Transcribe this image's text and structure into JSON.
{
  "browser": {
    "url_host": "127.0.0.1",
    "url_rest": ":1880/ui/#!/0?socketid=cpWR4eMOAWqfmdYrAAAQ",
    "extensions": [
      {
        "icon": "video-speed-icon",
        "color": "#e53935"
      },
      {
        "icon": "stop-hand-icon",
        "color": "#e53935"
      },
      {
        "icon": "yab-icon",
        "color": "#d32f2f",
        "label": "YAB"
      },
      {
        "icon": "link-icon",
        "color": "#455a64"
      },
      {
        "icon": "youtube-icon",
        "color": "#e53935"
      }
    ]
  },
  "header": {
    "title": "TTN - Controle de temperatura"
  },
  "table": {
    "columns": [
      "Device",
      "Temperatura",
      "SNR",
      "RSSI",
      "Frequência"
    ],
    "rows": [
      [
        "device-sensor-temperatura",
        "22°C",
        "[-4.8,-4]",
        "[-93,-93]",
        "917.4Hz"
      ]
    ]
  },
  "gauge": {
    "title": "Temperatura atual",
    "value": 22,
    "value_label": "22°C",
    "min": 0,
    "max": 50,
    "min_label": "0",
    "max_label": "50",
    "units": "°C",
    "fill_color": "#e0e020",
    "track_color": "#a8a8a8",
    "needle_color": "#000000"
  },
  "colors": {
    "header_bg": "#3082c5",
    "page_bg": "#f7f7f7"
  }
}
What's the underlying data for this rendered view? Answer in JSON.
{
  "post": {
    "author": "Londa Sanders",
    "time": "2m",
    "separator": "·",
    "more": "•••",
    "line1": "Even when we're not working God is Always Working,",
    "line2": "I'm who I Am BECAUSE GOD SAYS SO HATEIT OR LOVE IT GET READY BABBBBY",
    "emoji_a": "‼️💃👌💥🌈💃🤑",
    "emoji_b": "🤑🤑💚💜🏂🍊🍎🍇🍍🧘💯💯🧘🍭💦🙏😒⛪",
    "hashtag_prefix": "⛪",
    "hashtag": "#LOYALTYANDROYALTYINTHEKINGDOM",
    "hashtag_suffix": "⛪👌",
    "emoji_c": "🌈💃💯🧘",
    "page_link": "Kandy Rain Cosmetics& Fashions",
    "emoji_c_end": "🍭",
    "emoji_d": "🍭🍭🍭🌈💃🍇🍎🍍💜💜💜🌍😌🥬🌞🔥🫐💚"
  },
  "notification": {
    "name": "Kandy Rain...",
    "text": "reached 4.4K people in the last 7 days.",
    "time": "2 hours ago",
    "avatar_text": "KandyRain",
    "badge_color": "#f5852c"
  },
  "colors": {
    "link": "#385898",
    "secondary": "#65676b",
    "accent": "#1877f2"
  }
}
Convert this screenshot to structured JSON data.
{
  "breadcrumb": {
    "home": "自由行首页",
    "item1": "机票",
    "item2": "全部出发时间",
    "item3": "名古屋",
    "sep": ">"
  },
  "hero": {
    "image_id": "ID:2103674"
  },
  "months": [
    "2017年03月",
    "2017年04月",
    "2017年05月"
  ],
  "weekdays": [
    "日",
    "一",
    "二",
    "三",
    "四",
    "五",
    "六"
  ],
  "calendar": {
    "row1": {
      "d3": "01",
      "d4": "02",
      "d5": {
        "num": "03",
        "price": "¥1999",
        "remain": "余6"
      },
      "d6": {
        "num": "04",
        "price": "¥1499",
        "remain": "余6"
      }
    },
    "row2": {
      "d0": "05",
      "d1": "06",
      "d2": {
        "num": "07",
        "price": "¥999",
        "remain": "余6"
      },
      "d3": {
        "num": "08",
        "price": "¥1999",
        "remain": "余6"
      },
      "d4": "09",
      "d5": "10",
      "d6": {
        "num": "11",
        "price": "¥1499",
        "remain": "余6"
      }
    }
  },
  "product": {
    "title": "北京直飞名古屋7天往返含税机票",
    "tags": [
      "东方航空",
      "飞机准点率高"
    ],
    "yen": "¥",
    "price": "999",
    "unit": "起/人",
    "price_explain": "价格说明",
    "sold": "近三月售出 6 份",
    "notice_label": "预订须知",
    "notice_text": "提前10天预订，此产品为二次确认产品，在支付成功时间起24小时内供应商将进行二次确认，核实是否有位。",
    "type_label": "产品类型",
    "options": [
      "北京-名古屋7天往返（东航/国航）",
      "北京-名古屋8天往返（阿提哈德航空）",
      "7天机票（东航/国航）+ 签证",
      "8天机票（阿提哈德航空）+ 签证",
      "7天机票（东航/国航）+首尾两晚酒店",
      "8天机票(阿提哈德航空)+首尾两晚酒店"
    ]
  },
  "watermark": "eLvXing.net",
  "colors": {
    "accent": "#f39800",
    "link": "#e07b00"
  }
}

■ ■ ■ ■ ■

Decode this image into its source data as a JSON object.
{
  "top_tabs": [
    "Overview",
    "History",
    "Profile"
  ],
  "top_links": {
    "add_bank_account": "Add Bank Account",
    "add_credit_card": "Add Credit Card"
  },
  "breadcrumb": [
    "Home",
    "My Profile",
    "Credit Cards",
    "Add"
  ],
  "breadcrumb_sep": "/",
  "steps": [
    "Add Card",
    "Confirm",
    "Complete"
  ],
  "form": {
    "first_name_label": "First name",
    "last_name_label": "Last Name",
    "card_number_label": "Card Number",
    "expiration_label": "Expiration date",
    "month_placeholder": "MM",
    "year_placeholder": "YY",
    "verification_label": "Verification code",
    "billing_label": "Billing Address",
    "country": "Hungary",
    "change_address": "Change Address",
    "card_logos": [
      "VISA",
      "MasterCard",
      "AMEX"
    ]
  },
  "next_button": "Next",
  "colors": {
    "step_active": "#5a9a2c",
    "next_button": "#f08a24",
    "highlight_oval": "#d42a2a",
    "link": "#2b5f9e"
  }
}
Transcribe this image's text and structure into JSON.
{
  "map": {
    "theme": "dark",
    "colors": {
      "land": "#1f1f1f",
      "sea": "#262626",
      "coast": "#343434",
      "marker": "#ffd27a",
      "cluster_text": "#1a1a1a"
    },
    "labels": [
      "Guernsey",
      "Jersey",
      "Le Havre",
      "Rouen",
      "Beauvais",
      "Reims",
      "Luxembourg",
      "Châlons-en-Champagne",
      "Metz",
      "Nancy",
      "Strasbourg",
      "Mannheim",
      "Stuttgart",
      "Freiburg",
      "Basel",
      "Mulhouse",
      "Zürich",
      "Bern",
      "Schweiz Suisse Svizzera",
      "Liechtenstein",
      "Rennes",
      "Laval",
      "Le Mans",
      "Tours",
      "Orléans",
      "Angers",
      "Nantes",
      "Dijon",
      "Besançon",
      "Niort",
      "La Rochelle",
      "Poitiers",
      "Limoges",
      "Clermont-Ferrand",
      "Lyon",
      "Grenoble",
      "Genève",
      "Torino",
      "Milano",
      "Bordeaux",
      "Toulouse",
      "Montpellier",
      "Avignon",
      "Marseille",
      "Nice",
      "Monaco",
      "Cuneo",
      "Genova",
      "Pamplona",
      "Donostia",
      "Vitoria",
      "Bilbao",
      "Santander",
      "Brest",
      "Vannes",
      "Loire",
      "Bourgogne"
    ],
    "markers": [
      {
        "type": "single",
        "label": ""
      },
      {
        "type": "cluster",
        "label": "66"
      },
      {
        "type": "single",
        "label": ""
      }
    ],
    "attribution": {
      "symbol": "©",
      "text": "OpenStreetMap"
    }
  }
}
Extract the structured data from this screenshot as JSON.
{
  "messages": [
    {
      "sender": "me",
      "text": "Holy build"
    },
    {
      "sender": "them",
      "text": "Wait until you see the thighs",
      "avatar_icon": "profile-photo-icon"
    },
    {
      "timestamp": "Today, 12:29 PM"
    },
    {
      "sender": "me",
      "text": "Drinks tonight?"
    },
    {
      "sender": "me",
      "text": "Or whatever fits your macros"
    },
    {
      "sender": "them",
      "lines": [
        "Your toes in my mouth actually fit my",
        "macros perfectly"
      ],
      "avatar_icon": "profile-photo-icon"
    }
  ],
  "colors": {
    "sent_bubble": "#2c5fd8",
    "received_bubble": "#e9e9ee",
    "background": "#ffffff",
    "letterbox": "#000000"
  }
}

■ ■ ■ ■ ■

## SET TASK
Your task is to gather every line with the word "macros" and copy it.

## COMPLETED EXERCISE
      "text": "Or whatever fits your macros"
        "macros perfectly"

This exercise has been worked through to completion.